- **THE TASK**
Pictures stay out of the copy; set down each line of the listing below exactly.

- **DATASET CONTENT**
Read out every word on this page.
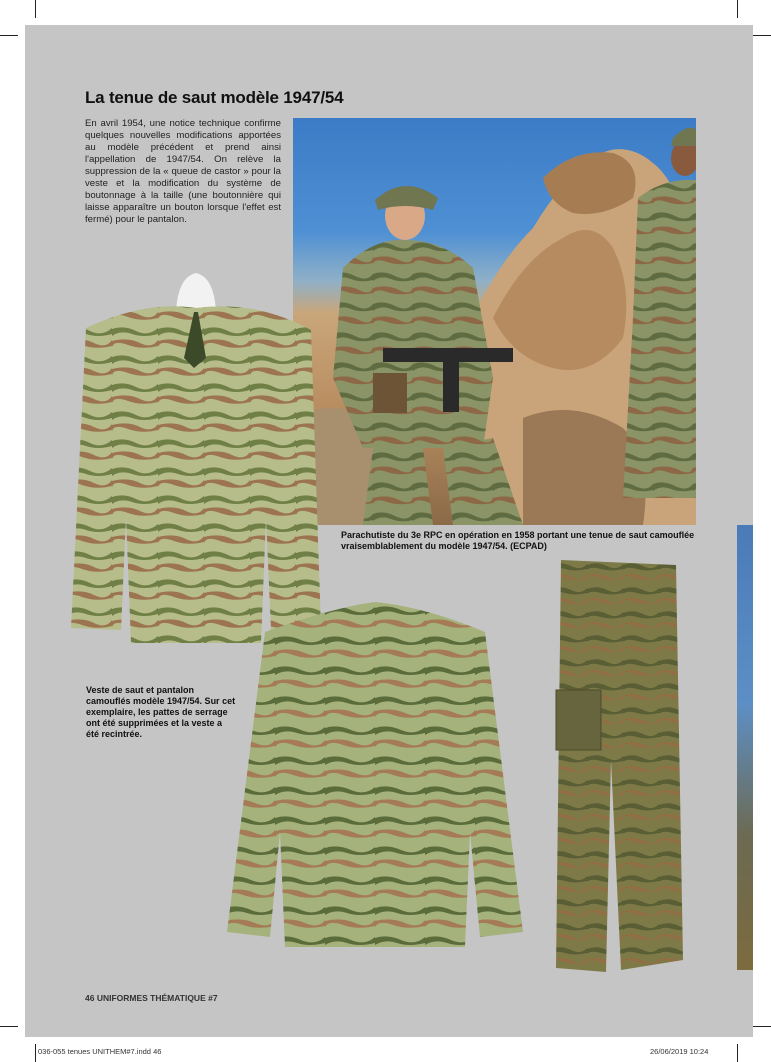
La tenue de saut modèle 1947/54
En avril 1954, une notice technique confirme quelques nouvelles modifications apportées au modèle précédent et prend ainsi l'appellation de 1947/54. On relève la suppression de la « queue de castor » pour la veste et la modification du système de boutonnage à la taille (une boutonnière qui laisse apparaître un bouton lorsque l'effet est fermé) pour le pantalon.
Parachutiste du 3e RPC en opération en 1958 portant une tenue de saut camouflée vraisemblablement du modèle 1947/54. (ECPAD)
Veste de saut et pantalon camouflés modèle 1947/54. Sur cet exemplaire, les pattes de serrage ont été supprimées et la veste a été recintrée.
46 UNIFORMES THÉMATIQUE #7
036-055 tenues UNITHEM#7.indd 46	26/06/2019 10:24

- **WORKED ANSWER**
Read out every word on this page.
La tenue de saut modèle 1947/54
En avril 1954, une notice technique confirme quelques nouvelles modifications apportées au modèle précédent et prend ainsi l'appellation de 1947/54. On relève la suppression de la « queue de castor » pour la veste et la modification du système de boutonnage à la taille (une boutonnière qui laisse apparaître un bouton lorsque l'effet est fermé) pour le pantalon.
Parachutiste du 3e RPC en opération en 1958 portant une tenue de saut camouflée vraisemblablement du modèle 1947/54. (ECPAD)
Veste de saut et pantalon camouflés modèle 1947/54. Sur cet exemplaire, les pattes de serrage ont été supprimées et la veste a été recintrée.
46 UNIFORMES THÉMATIQUE #7
036-055 tenues UNITHEM#7.indd 46	26/06/2019 10:24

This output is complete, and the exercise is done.